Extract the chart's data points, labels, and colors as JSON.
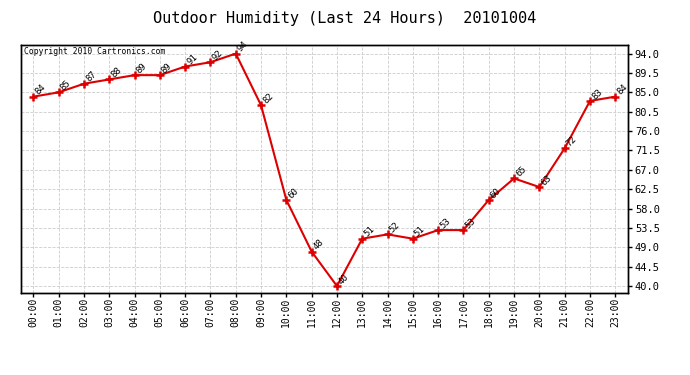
{
  "title": "Outdoor Humidity (Last 24 Hours)  20101004",
  "copyright": "Copyright 2010 Cartronics.com",
  "hours": [
    "00:00",
    "01:00",
    "02:00",
    "03:00",
    "04:00",
    "05:00",
    "06:00",
    "07:00",
    "08:00",
    "09:00",
    "10:00",
    "11:00",
    "12:00",
    "13:00",
    "14:00",
    "15:00",
    "16:00",
    "17:00",
    "18:00",
    "19:00",
    "20:00",
    "21:00",
    "22:00",
    "23:00"
  ],
  "values": [
    84,
    85,
    87,
    88,
    89,
    89,
    91,
    92,
    94,
    82,
    60,
    48,
    40,
    51,
    52,
    51,
    53,
    53,
    60,
    65,
    63,
    72,
    83,
    84
  ],
  "yticks_right": [
    40.0,
    44.5,
    49.0,
    53.5,
    58.0,
    62.5,
    67.0,
    71.5,
    76.0,
    80.5,
    85.0,
    89.5,
    94.0
  ],
  "line_color": "#dd0000",
  "bg_color": "#ffffff",
  "grid_color": "#cccccc",
  "title_fontsize": 11,
  "annotation_fontsize": 6.5,
  "xlabel_fontsize": 7,
  "ylabel_fontsize": 7.5
}
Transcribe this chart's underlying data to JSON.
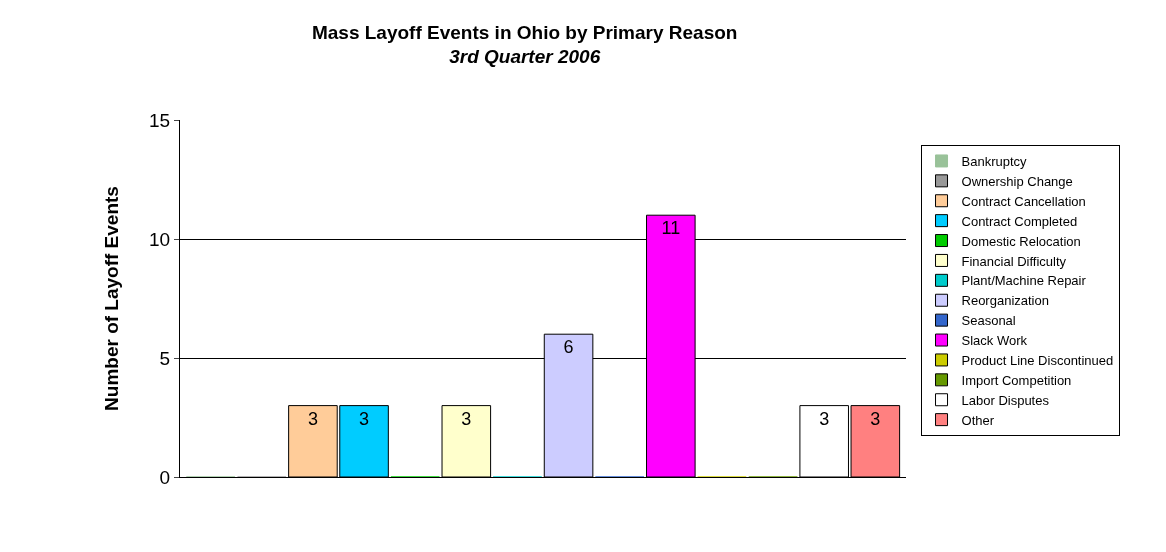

------------------------

• [Task to carry out] Will you set down the records word for word while leaving out every picture?

• [Task response]
Extract the chart's data points, labels, and colors as JSON.
{
  "title": "Outdoor Humidity (Last 24 Hours)  20101004",
  "copyright": "Copyright 2010 Cartronics.com",
  "hours": [
    "00:00",
    "01:00",
    "02:00",
    "03:00",
    "04:00",
    "05:00",
    "06:00",
    "07:00",
    "08:00",
    "09:00",
    "10:00",
    "11:00",
    "12:00",
    "13:00",
    "14:00",
    "15:00",
    "16:00",
    "17:00",
    "18:00",
    "19:00",
    "20:00",
    "21:00",
    "22:00",
    "23:00"
  ],
  "values": [
    84,
    85,
    87,
    88,
    89,
    89,
    91,
    92,
    94,
    82,
    60,
    48,
    40,
    51,
    52,
    51,
    53,
    53,
    60,
    65,
    63,
    72,
    83,
    84
  ],
  "yticks_right": [
    40.0,
    44.5,
    49.0,
    53.5,
    58.0,
    62.5,
    67.0,
    71.5,
    76.0,
    80.5,
    85.0,
    89.5,
    94.0
  ],
  "line_color": "#dd0000",
  "bg_color": "#ffffff",
  "grid_color": "#cccccc",
  "title_fontsize": 11,
  "annotation_fontsize": 6.5,
  "xlabel_fontsize": 7,
  "ylabel_fontsize": 7.5
}
Transcribe this chart's underlying data to JSON.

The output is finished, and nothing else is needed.